### [The task]
Each entry that follows must be output without any deviation.

### [Records for this task]
☆ ☆ ☆ ☆ ☆

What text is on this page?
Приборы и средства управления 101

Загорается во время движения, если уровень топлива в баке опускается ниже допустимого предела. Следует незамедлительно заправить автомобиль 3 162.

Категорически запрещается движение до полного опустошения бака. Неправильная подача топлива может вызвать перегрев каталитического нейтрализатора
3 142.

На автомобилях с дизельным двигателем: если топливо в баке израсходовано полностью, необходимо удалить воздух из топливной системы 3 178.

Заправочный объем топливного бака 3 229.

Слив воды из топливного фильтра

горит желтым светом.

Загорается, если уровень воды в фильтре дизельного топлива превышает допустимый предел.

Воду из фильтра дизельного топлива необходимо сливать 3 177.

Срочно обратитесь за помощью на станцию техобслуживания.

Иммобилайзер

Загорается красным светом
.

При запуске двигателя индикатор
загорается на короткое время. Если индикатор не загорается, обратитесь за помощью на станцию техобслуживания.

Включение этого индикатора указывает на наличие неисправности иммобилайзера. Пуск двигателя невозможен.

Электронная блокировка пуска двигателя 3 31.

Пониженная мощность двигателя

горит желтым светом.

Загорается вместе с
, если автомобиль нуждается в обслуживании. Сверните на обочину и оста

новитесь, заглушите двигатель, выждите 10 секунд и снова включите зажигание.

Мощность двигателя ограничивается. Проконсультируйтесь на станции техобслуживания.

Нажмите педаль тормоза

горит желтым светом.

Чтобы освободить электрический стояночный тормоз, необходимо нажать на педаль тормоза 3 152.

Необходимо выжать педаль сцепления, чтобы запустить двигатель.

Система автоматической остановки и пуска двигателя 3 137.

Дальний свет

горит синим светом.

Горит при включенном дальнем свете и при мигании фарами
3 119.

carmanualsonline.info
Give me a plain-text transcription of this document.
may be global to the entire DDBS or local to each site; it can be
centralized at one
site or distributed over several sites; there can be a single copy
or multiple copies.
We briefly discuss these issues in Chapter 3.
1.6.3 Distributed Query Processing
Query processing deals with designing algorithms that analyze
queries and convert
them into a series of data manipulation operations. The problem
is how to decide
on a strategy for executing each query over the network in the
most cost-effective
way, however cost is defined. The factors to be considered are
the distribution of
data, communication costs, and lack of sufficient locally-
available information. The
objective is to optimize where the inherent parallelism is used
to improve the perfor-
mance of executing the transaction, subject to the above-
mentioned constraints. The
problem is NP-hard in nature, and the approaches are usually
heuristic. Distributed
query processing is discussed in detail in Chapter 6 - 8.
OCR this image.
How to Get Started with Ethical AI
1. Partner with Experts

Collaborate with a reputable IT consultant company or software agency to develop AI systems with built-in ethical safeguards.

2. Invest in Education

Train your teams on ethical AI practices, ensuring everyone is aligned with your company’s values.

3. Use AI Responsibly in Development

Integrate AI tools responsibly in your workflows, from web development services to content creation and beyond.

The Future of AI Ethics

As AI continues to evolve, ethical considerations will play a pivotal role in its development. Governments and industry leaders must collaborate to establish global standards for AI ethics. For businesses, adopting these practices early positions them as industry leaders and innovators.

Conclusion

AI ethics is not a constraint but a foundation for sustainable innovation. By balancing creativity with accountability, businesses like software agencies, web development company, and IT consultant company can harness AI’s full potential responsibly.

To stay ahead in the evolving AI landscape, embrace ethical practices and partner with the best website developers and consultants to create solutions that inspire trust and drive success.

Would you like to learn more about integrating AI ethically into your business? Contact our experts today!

☆ ☆ ☆ ☆ ☆

### [Reply to the task]
What text is on this page?
Приборы и средства управления 101

Загорается во время движения, если уровень топлива в баке опускается ниже допустимого предела. Следует незамедлительно заправить автомобиль 3 162.

Категорически запрещается движение до полного опустошения бака. Неправильная подача топлива может вызвать перегрев каталитического нейтрализатора
3 142.

На автомобилях с дизельным двигателем: если топливо в баке израсходовано полностью, необходимо удалить воздух из топливной системы 3 178.

Заправочный объем топливного бака 3 229.

Слив воды из топливного фильтра

горит желтым светом.

Загорается, если уровень воды в фильтре дизельного топлива превышает допустимый предел.

Воду из фильтра дизельного топлива необходимо сливать 3 177.

Срочно обратитесь за помощью на станцию техобслуживания.

Иммобилайзер

Загорается красным светом
.

При запуске двигателя индикатор
загорается на короткое время. Если индикатор не загорается, обратитесь за помощью на станцию техобслуживания.

Включение этого индикатора указывает на наличие неисправности иммобилайзера. Пуск двигателя невозможен.

Электронная блокировка пуска двигателя 3 31.

Пониженная мощность двигателя

горит желтым светом.

Загорается вместе с
, если автомобиль нуждается в обслуживании. Сверните на обочину и оста

новитесь, заглушите двигатель, выждите 10 секунд и снова включите зажигание.

Мощность двигателя ограничивается. Проконсультируйтесь на станции техобслуживания.

Нажмите педаль тормоза

горит желтым светом.

Чтобы освободить электрический стояночный тормоз, необходимо нажать на педаль тормоза 3 152.

Необходимо выжать педаль сцепления, чтобы запустить двигатель.

Система автоматической остановки и пуска двигателя 3 137.

Дальний свет

горит синим светом.

Горит при включенном дальнем свете и при мигании фарами
3 119.

carmanualsonline.info
Give me a plain-text transcription of this document.
may be global to the entire DDBS or local to each site; it can be
centralized at one
site or distributed over several sites; there can be a single copy
or multiple copies.
We briefly discuss these issues in Chapter 3.
1.6.3 Distributed Query Processing
Query processing deals with designing algorithms that analyze
queries and convert
them into a series of data manipulation operations. The problem
is how to decide
on a strategy for executing each query over the network in the
most cost-effective
way, however cost is defined. The factors to be considered are
the distribution of
data, communication costs, and lack of sufficient locally-
available information. The
objective is to optimize where the inherent parallelism is used
to improve the perfor-
mance of executing the transaction, subject to the above-
mentioned constraints. The
problem is NP-hard in nature, and the approaches are usually
heuristic. Distributed
query processing is discussed in detail in Chapter 6 - 8.
OCR this image.
How to Get Started with Ethical AI
1. Partner with Experts

Collaborate with a reputable IT consultant company or software agency to develop AI systems with built-in ethical safeguards.

2. Invest in Education

Train your teams on ethical AI practices, ensuring everyone is aligned with your company’s values.

3. Use AI Responsibly in Development

Integrate AI tools responsibly in your workflows, from web development services to content creation and beyond.

The Future of AI Ethics

As AI continues to evolve, ethical considerations will play a pivotal role in its development. Governments and industry leaders must collaborate to establish global standards for AI ethics. For businesses, adopting these practices early positions them as industry leaders and innovators.

Conclusion

AI ethics is not a constraint but a foundation for sustainable innovation. By balancing creativity with accountability, businesses like software agencies, web development company, and IT consultant company can harness AI’s full potential responsibly.

To stay ahead in the evolving AI landscape, embrace ethical practices and partner with the best website developers and consultants to create solutions that inspire trust and drive success.

Would you like to learn more about integrating AI ethically into your business? Contact our experts today!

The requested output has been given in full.